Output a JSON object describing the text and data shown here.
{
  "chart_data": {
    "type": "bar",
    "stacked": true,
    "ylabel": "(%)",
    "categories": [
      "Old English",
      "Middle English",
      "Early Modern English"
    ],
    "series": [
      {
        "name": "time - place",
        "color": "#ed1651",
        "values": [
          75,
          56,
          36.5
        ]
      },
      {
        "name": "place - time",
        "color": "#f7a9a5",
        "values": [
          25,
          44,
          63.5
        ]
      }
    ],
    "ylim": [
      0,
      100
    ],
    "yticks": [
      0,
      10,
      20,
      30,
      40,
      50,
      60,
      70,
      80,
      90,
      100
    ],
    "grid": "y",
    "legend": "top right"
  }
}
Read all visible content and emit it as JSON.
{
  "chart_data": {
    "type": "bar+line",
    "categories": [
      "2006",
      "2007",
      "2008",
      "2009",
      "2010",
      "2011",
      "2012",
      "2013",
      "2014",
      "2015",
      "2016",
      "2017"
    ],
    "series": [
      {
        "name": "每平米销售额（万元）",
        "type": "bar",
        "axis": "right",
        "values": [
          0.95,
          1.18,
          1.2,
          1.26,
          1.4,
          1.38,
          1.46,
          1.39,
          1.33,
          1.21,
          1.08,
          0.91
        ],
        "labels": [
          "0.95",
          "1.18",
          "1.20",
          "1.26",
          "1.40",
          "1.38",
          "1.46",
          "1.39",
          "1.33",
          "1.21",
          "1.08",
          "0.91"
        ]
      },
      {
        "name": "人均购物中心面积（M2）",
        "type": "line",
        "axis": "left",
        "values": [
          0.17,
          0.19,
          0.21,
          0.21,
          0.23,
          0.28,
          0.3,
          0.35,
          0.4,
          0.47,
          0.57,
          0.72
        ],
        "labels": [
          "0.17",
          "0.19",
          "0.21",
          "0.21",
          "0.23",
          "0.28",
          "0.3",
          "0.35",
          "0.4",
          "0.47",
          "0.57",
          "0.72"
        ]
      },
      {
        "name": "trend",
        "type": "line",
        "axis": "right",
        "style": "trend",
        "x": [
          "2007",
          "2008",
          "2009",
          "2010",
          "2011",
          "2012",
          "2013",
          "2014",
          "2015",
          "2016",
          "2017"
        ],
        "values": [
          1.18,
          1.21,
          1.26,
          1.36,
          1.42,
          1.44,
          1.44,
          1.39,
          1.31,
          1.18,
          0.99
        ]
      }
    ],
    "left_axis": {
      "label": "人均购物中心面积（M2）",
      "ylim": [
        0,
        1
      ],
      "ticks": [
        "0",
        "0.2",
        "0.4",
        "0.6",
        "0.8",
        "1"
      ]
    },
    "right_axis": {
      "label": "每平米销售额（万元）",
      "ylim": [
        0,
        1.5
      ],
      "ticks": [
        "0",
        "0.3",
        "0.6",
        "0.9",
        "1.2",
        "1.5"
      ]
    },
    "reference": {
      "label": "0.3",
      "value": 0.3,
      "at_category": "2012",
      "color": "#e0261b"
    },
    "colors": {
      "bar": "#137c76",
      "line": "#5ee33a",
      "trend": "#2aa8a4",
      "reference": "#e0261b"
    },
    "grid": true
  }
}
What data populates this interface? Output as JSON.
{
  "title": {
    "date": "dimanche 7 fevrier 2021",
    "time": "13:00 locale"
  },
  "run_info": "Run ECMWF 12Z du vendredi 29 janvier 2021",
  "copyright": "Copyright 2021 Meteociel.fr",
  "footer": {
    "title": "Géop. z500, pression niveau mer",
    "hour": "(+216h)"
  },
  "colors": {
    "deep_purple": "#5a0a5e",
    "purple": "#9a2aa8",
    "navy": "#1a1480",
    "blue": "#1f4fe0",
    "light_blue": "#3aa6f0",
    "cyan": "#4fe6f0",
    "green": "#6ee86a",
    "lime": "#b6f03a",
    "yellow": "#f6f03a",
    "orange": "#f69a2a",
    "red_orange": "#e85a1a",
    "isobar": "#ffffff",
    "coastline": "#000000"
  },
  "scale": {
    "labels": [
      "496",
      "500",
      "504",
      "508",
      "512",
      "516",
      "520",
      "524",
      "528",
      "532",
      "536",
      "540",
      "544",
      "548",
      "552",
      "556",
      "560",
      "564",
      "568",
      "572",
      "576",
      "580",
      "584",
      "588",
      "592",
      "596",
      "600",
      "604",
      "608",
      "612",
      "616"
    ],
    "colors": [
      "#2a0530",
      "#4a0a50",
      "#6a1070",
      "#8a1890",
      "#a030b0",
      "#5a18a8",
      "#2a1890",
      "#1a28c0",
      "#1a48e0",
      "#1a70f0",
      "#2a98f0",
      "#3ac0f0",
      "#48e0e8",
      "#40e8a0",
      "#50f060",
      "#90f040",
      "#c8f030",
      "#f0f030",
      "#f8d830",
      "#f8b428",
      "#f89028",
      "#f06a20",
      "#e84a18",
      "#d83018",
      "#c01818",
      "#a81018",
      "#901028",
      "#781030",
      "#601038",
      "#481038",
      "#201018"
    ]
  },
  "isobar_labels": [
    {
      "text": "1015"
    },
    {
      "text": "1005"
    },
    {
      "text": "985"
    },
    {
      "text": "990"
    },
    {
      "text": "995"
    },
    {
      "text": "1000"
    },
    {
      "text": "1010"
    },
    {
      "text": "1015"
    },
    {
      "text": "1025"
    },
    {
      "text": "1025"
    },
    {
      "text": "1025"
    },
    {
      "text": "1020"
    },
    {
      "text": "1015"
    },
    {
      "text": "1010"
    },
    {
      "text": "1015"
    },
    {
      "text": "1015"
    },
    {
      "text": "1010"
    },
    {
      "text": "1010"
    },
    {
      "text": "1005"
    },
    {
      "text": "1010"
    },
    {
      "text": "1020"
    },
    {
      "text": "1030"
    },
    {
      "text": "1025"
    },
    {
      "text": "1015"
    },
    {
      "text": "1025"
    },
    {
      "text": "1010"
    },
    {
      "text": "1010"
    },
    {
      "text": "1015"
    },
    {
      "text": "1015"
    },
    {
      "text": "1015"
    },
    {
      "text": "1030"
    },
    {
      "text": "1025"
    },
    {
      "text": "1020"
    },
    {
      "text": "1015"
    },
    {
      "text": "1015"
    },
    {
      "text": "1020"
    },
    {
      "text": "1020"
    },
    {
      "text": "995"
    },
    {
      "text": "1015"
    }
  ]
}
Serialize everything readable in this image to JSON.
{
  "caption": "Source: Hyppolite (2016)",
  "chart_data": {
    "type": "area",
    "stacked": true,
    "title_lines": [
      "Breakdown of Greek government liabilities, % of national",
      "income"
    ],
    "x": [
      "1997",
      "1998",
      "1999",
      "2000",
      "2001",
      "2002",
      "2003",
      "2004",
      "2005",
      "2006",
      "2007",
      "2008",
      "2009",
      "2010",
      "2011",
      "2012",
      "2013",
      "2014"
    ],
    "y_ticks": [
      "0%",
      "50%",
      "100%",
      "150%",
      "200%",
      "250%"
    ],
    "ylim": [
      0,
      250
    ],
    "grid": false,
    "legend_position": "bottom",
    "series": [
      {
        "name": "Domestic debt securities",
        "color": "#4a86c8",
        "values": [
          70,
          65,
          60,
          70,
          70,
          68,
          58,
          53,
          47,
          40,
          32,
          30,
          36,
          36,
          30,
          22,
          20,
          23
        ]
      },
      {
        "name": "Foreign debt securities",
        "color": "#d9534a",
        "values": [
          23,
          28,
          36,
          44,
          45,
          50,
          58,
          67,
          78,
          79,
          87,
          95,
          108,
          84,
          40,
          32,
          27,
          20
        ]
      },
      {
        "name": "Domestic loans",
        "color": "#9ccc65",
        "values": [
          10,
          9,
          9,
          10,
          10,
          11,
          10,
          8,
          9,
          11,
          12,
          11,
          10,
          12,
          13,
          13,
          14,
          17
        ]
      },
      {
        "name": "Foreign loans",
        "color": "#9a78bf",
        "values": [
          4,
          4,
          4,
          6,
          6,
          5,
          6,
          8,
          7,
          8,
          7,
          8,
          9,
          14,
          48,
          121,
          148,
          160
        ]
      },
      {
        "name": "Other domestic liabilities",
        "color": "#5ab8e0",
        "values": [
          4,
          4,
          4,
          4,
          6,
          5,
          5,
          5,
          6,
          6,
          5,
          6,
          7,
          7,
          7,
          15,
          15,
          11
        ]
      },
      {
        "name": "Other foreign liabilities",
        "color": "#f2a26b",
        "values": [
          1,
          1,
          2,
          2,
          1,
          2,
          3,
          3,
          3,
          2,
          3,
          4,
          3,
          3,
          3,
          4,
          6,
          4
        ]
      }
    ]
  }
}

----

> **Task to carry out**:
Which lines in the records above contain the string "English"? Copy each one.

> **Result for this task**:
      "Old English",
      "Middle English",
      "Early Modern English"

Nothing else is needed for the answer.